SHORT PROBLEM. Assemble all lines in which the string "values" appears.

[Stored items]
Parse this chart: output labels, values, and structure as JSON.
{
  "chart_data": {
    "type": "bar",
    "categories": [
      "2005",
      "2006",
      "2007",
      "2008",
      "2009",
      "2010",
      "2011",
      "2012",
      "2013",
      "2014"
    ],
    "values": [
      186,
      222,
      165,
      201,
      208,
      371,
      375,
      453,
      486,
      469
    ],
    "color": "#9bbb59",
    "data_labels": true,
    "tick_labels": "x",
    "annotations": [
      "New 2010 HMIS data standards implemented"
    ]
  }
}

ANSWER IN FULL.
Parse this chart: output labels, values, and structure as JSON.
    "values": [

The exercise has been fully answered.